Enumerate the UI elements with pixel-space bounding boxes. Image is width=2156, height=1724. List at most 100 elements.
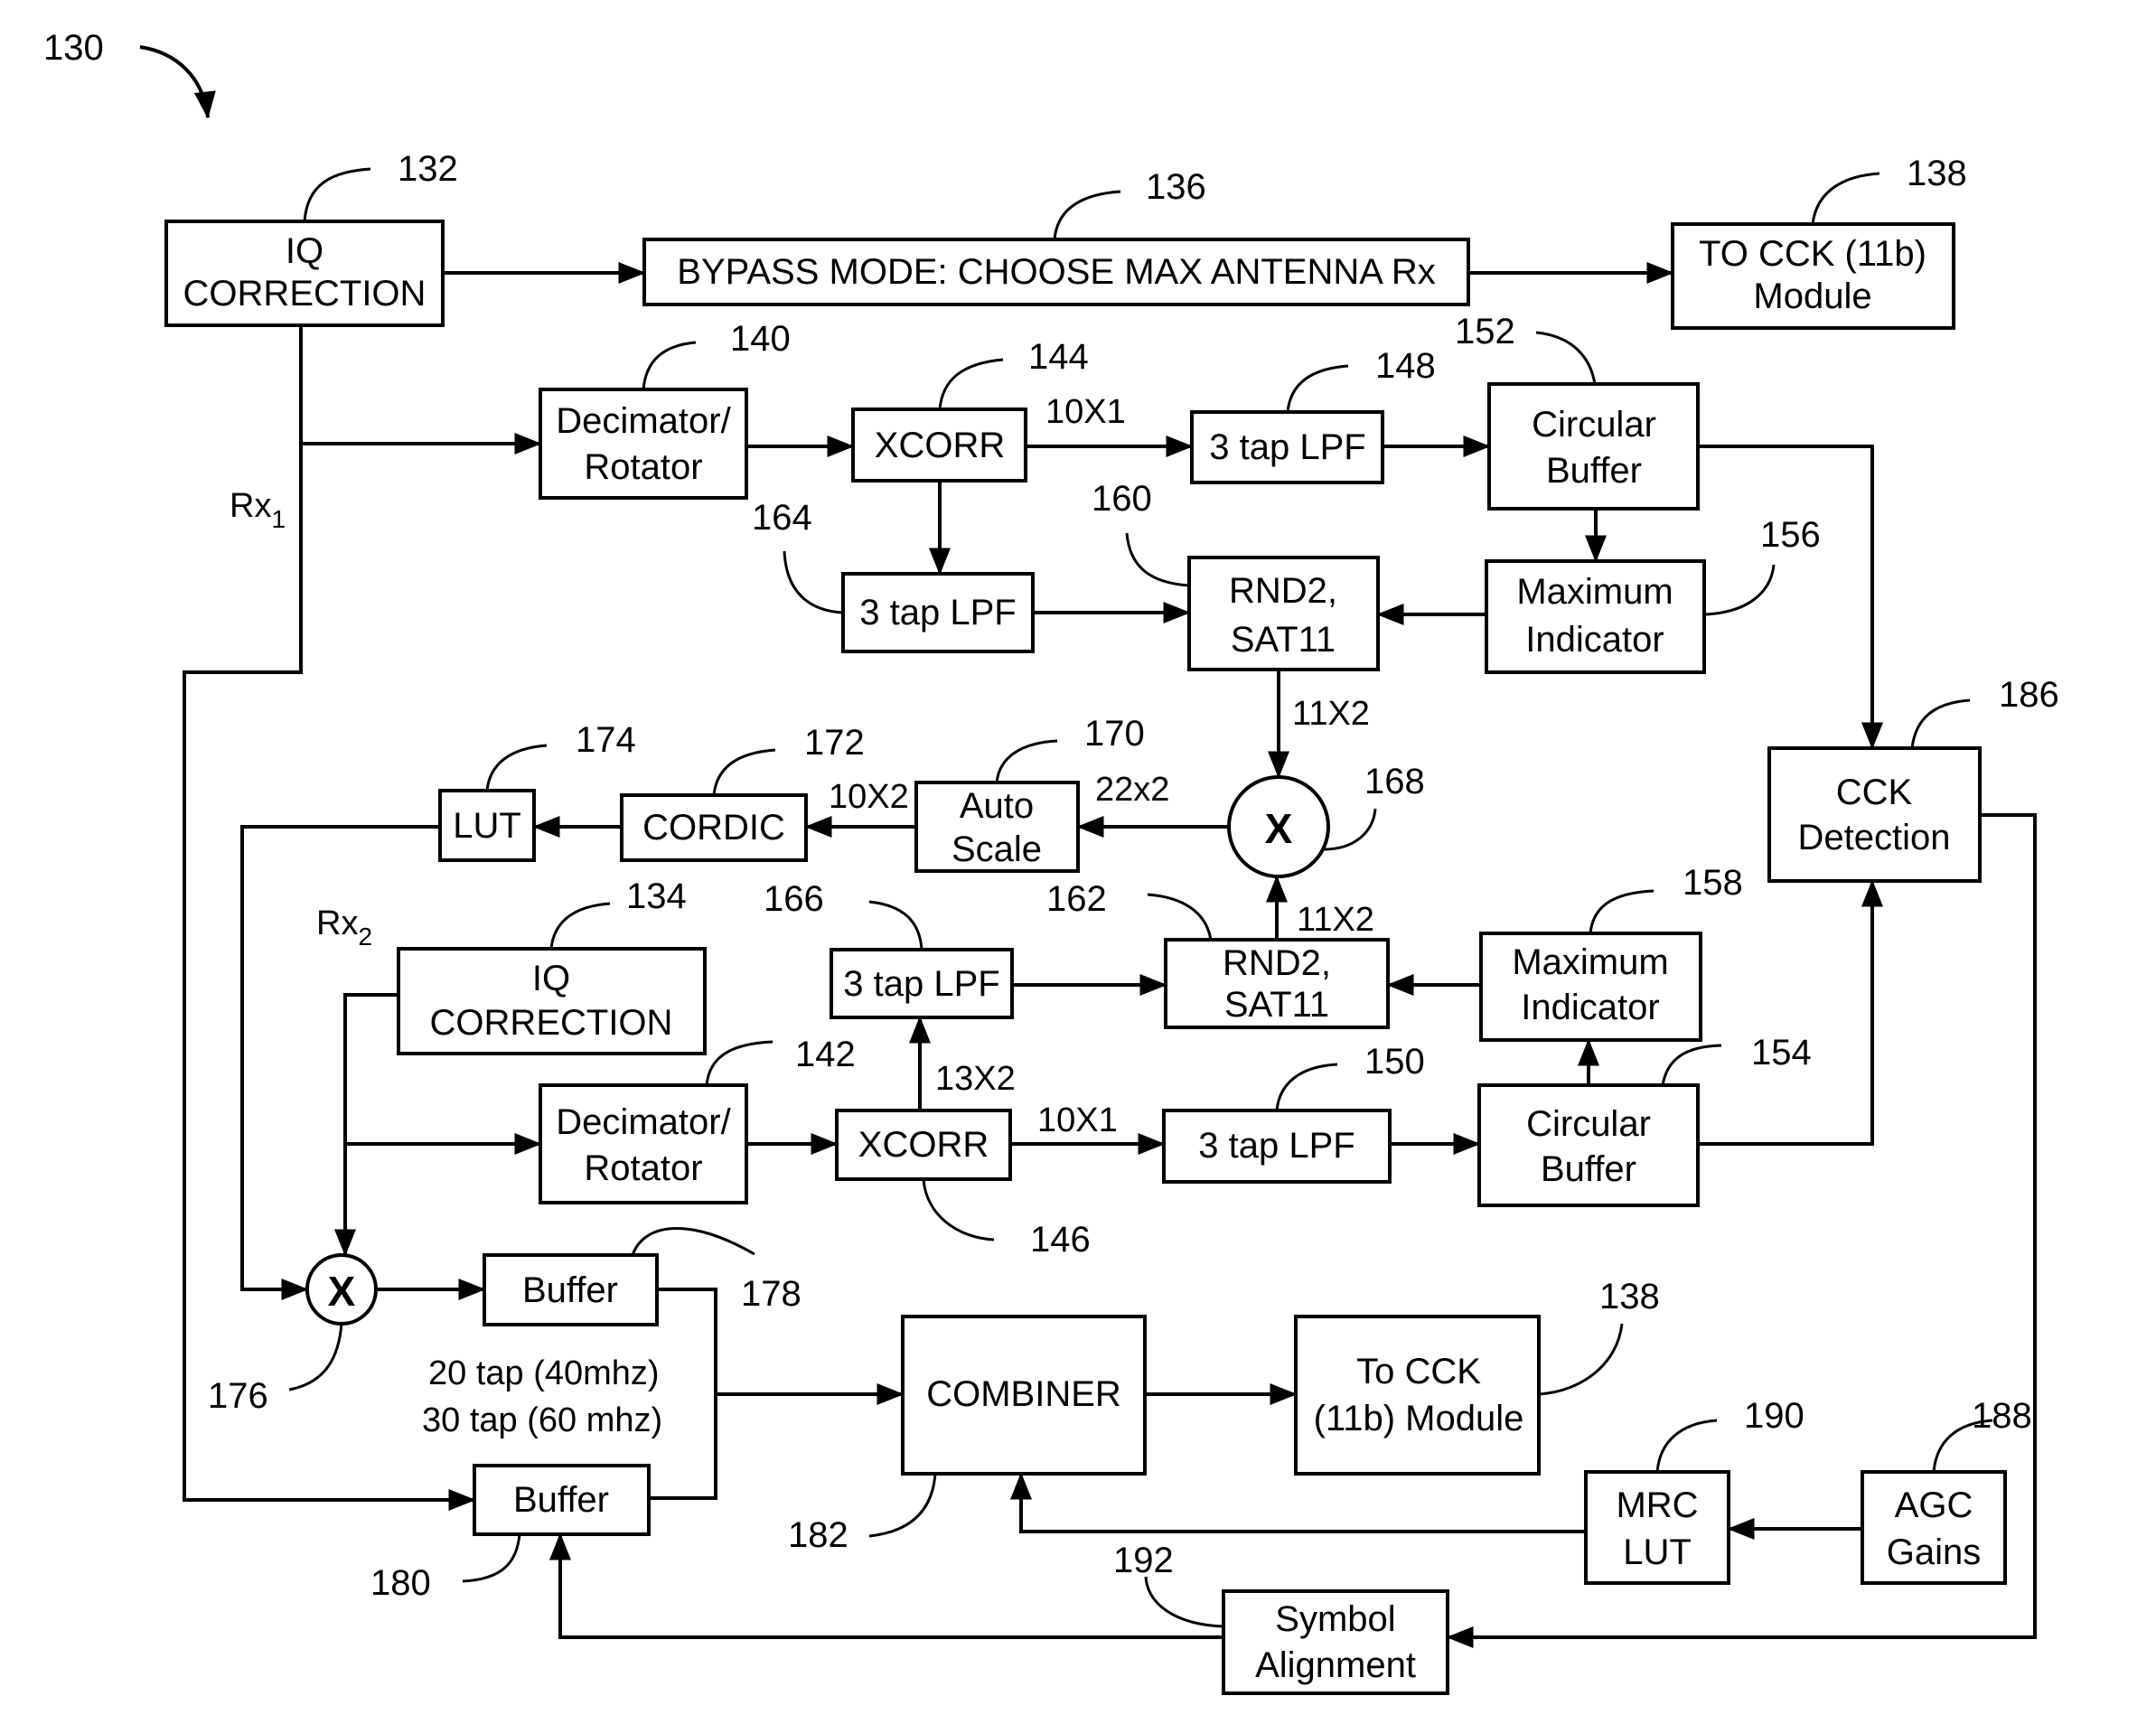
figure-ref: 130 (43, 28, 104, 68)
auto170-line2: Scale (951, 829, 1042, 869)
lpf166-label: 3 tap LPF (843, 964, 999, 1004)
circular-buffer-154: Circular Buffer (1477, 1083, 1700, 1207)
ref-154: 154 (1751, 1033, 1812, 1073)
iq-correction-134: IQ CORRECTION (397, 947, 707, 1055)
mult168-symbol: X (1265, 805, 1293, 852)
ref-136: 136 (1146, 167, 1206, 207)
dec2-line2: Rotator (584, 1148, 702, 1188)
ref-188: 188 (1972, 1396, 2032, 1436)
to-cck-module-138-bottom: To CCK (11b) Module (1294, 1315, 1541, 1476)
ref-156: 156 (1760, 515, 1821, 555)
ref-162: 162 (1046, 879, 1107, 919)
symalign-line2: Alignment (1255, 1645, 1416, 1685)
sig-13x2: 13X2 (935, 1060, 1016, 1098)
symbol-alignment-192: Symbol Alignment (1222, 1589, 1449, 1695)
iq2-line1: IQ (532, 959, 570, 998)
sig-10x2: 10X2 (829, 778, 909, 816)
rx1-label: Rx1 (230, 487, 286, 533)
iq2-line2: CORRECTION (430, 1003, 673, 1043)
iq1-line2: CORRECTION (183, 274, 427, 314)
rnd160-line2: SAT11 (1231, 620, 1336, 660)
ref-168: 168 (1364, 762, 1425, 801)
cordic172-label: CORDIC (642, 808, 785, 848)
wire-circ152-cckdet (1698, 445, 1883, 750)
max158-line2: Indicator (1521, 988, 1659, 1027)
xcorr-144: XCORR (851, 408, 1027, 483)
lpf-150: 3 tap LPF (1162, 1109, 1392, 1184)
lpf-164: 3 tap LPF (841, 572, 1035, 653)
decimator-rotator-142: Decimator/ Rotator (539, 1083, 748, 1204)
ref-146: 146 (1030, 1220, 1091, 1260)
sig-22x2: 22x2 (1095, 771, 1169, 809)
ref-138-bottom: 138 (1599, 1277, 1660, 1316)
wire-mrc-combiner (1010, 1472, 1586, 1533)
dec2-line1: Decimator/ (556, 1102, 731, 1142)
maximum-indicator-156: Maximum Indicator (1485, 559, 1706, 674)
sig-10x1-bottom: 10X1 (1037, 1101, 1118, 1139)
cck-bottom-line2: (11b) Module (1314, 1399, 1524, 1438)
rnd2-sat11-160: RND2, SAT11 (1187, 556, 1380, 671)
rnd160-line1: RND2, (1229, 571, 1337, 611)
ref-176: 176 (208, 1376, 268, 1416)
multiplier-168: X (1227, 775, 1330, 878)
ref-142: 142 (795, 1035, 856, 1074)
ref-140: 140 (730, 319, 791, 359)
rnd162-line2: SAT11 (1224, 985, 1329, 1025)
buf178-label: Buffer (522, 1270, 618, 1310)
max158-line1: Maximum (1512, 942, 1668, 982)
sig-11x2-top: 11X2 (1292, 695, 1370, 733)
mrc-line1: MRC (1616, 1485, 1698, 1525)
ref-172: 172 (804, 723, 865, 763)
symalign-line1: Symbol (1275, 1599, 1395, 1639)
xcorr-146: XCORR (835, 1109, 1012, 1181)
ref-138-top: 138 (1907, 154, 1967, 193)
rnd2-sat11-162: RND2, SAT11 (1164, 938, 1390, 1029)
circ154-line2: Buffer (1541, 1149, 1636, 1189)
agc-line2: Gains (1887, 1532, 1982, 1572)
cordic-172: CORDIC (620, 793, 808, 862)
ref-166: 166 (764, 879, 824, 919)
lut-174: LUT (438, 789, 536, 862)
buffer-178: Buffer (483, 1253, 659, 1326)
ref-178: 178 (741, 1274, 801, 1314)
buf180-label: Buffer (513, 1480, 609, 1520)
maximum-indicator-158: Maximum Indicator (1479, 932, 1702, 1042)
decimator-rotator-140: Decimator/ Rotator (539, 388, 748, 500)
ref-192: 192 (1113, 1541, 1174, 1580)
agc-gains-188: AGC Gains (1861, 1470, 2007, 1585)
mrc-lut-190: MRC LUT (1584, 1470, 1730, 1585)
auto170-line1: Auto (960, 786, 1034, 826)
ref-170: 170 (1084, 714, 1145, 754)
mrc-line2: LUT (1623, 1532, 1692, 1572)
tap-note-60mhz: 30 tap (60 mhz) (422, 1401, 662, 1439)
bypass-label: BYPASS MODE: CHOOSE MAX ANTENNA Rx (677, 252, 1435, 292)
to-cck-module-138-top: TO CCK (11b) Module (1671, 222, 1955, 330)
ref-180: 180 (370, 1563, 431, 1603)
iq1-line1: IQ (286, 231, 323, 271)
lpf-148: 3 tap LPF (1190, 410, 1384, 484)
block-diagram: 130 IQ CORRECTION BYPASS MODE: CHOOSE MA… (43, 28, 2059, 1695)
figure-ref-arrow (139, 45, 216, 119)
lpf164-label: 3 tap LPF (859, 593, 1016, 632)
ref-152: 152 (1455, 312, 1515, 351)
cck-top-line1: TO CCK (11b) (1699, 234, 1926, 274)
multiplier-176: X (305, 1253, 378, 1326)
max156-line2: Indicator (1525, 620, 1664, 660)
cck-detection-186: CCK Detection (1767, 746, 1982, 883)
ref-190: 190 (1744, 1396, 1804, 1436)
sig-11x2-bottom: 11X2 (1297, 901, 1374, 939)
ref-174: 174 (576, 720, 636, 760)
cckdet-line1: CCK (1836, 773, 1913, 812)
xcorr2-label: XCORR (858, 1125, 989, 1165)
ref-132: 132 (398, 149, 458, 189)
ref-148: 148 (1375, 346, 1436, 386)
ref-144: 144 (1028, 337, 1089, 377)
auto-scale-170: Auto Scale (914, 781, 1080, 873)
ref-134: 134 (626, 876, 687, 916)
rnd162-line1: RND2, (1223, 943, 1331, 983)
max156-line1: Maximum (1516, 572, 1673, 612)
circular-buffer-152: Circular Buffer (1487, 382, 1700, 511)
wire-buffers-merge (649, 1288, 717, 1500)
combiner-label: COMBINER (926, 1374, 1121, 1414)
wire-circ154-cckdet (1698, 879, 1883, 1146)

---

- [Stated goal]: Switch "3 tap LPF" to "3-tap FIR" throughout the data and write out all the lines again, leaving everything else as it is. Omit the pictures from your answer.

- [Complete answer]:
Enumerate the UI elements with pixel-space bounding boxes. Image is width=2156, height=1724. List at most 100 elements.
figure-ref: 130 (43, 28, 104, 68)
auto170-line2: Scale (951, 829, 1042, 869)
lpf166-label: 3-tap FIR (843, 964, 999, 1004)
circular-buffer-154: Circular Buffer (1477, 1083, 1700, 1207)
ref-154: 154 (1751, 1033, 1812, 1073)
iq-correction-134: IQ CORRECTION (397, 947, 707, 1055)
mult168-symbol: X (1265, 805, 1293, 852)
ref-136: 136 (1146, 167, 1206, 207)
dec2-line2: Rotator (584, 1148, 702, 1188)
ref-188: 188 (1972, 1396, 2032, 1436)
to-cck-module-138-bottom: To CCK (11b) Module (1294, 1315, 1541, 1476)
ref-156: 156 (1760, 515, 1821, 555)
ref-162: 162 (1046, 879, 1107, 919)
symalign-line2: Alignment (1255, 1645, 1416, 1685)
sig-13x2: 13X2 (935, 1060, 1016, 1098)
symbol-alignment-192: Symbol Alignment (1222, 1589, 1449, 1695)
iq2-line1: IQ (532, 959, 570, 998)
sig-10x2: 10X2 (829, 778, 909, 816)
rx1-label: Rx1 (230, 487, 286, 533)
iq2-line2: CORRECTION (430, 1003, 673, 1043)
iq1-line2: CORRECTION (183, 274, 427, 314)
rnd160-line2: SAT11 (1231, 620, 1336, 660)
ref-168: 168 (1364, 762, 1425, 801)
cordic172-label: CORDIC (642, 808, 785, 848)
wire-circ152-cckdet (1698, 445, 1883, 750)
max158-line2: Indicator (1521, 988, 1659, 1027)
xcorr-144: XCORR (851, 408, 1027, 483)
lpf-150: 3-tap FIR (1162, 1109, 1392, 1184)
lpf-164: 3-tap FIR (841, 572, 1035, 653)
decimator-rotator-142: Decimator/ Rotator (539, 1083, 748, 1204)
ref-146: 146 (1030, 1220, 1091, 1260)
sig-22x2: 22x2 (1095, 771, 1169, 809)
ref-138-bottom: 138 (1599, 1277, 1660, 1316)
wire-mrc-combiner (1010, 1472, 1586, 1533)
dec2-line1: Decimator/ (556, 1102, 731, 1142)
maximum-indicator-156: Maximum Indicator (1485, 559, 1706, 674)
sig-10x1-bottom: 10X1 (1037, 1101, 1118, 1139)
cck-bottom-line2: (11b) Module (1314, 1399, 1524, 1438)
rnd2-sat11-160: RND2, SAT11 (1187, 556, 1380, 671)
rnd160-line1: RND2, (1229, 571, 1337, 611)
ref-176: 176 (208, 1376, 268, 1416)
multiplier-168: X (1227, 775, 1330, 878)
ref-142: 142 (795, 1035, 856, 1074)
ref-140: 140 (730, 319, 791, 359)
rnd162-line2: SAT11 (1224, 985, 1329, 1025)
buf178-label: Buffer (522, 1270, 618, 1310)
max158-line1: Maximum (1512, 942, 1668, 982)
sig-11x2-top: 11X2 (1292, 695, 1370, 733)
mrc-line1: MRC (1616, 1485, 1698, 1525)
ref-172: 172 (804, 723, 865, 763)
symalign-line1: Symbol (1275, 1599, 1395, 1639)
xcorr-146: XCORR (835, 1109, 1012, 1181)
ref-138-top: 138 (1907, 154, 1967, 193)
rnd2-sat11-162: RND2, SAT11 (1164, 938, 1390, 1029)
circ154-line2: Buffer (1541, 1149, 1636, 1189)
agc-line2: Gains (1887, 1532, 1982, 1572)
cordic-172: CORDIC (620, 793, 808, 862)
ref-166: 166 (764, 879, 824, 919)
lut-174: LUT (438, 789, 536, 862)
buffer-178: Buffer (483, 1253, 659, 1326)
ref-178: 178 (741, 1274, 801, 1314)
buf180-label: Buffer (513, 1480, 609, 1520)
maximum-indicator-158: Maximum Indicator (1479, 932, 1702, 1042)
decimator-rotator-140: Decimator/ Rotator (539, 388, 748, 500)
ref-192: 192 (1113, 1541, 1174, 1580)
agc-gains-188: AGC Gains (1861, 1470, 2007, 1585)
mrc-lut-190: MRC LUT (1584, 1470, 1730, 1585)
auto170-line1: Auto (960, 786, 1034, 826)
ref-170: 170 (1084, 714, 1145, 754)
mrc-line2: LUT (1623, 1532, 1692, 1572)
tap-note-60mhz: 30 tap (60 mhz) (422, 1401, 662, 1439)
bypass-label: BYPASS MODE: CHOOSE MAX ANTENNA Rx (677, 252, 1435, 292)
to-cck-module-138-top: TO CCK (11b) Module (1671, 222, 1955, 330)
ref-180: 180 (370, 1563, 431, 1603)
iq1-line1: IQ (286, 231, 323, 271)
lpf-148: 3-tap FIR (1190, 410, 1384, 484)
block-diagram: 130 IQ CORRECTION BYPASS MODE: CHOOSE MA… (43, 28, 2059, 1695)
figure-ref-arrow (139, 45, 216, 119)
lpf164-label: 3-tap FIR (859, 593, 1016, 632)
ref-152: 152 (1455, 312, 1515, 351)
cck-top-line1: TO CCK (11b) (1699, 234, 1926, 274)
multiplier-176: X (305, 1253, 378, 1326)
max156-line2: Indicator (1525, 620, 1664, 660)
cck-detection-186: CCK Detection (1767, 746, 1982, 883)
ref-190: 190 (1744, 1396, 1804, 1436)
sig-11x2-bottom: 11X2 (1297, 901, 1374, 939)
ref-174: 174 (576, 720, 636, 760)
cckdet-line1: CCK (1836, 773, 1913, 812)
xcorr2-label: XCORR (858, 1125, 989, 1165)
ref-132: 132 (398, 149, 458, 189)
ref-148: 148 (1375, 346, 1436, 386)
ref-144: 144 (1028, 337, 1089, 377)
auto-scale-170: Auto Scale (914, 781, 1080, 873)
ref-134: 134 (626, 876, 687, 916)
rnd162-line1: RND2, (1223, 943, 1331, 983)
max156-line1: Maximum (1516, 572, 1673, 612)
circular-buffer-152: Circular Buffer (1487, 382, 1700, 511)
wire-buffers-merge (649, 1288, 717, 1500)
combiner-label: COMBINER (926, 1374, 1121, 1414)
wire-circ154-cckdet (1698, 879, 1883, 1146)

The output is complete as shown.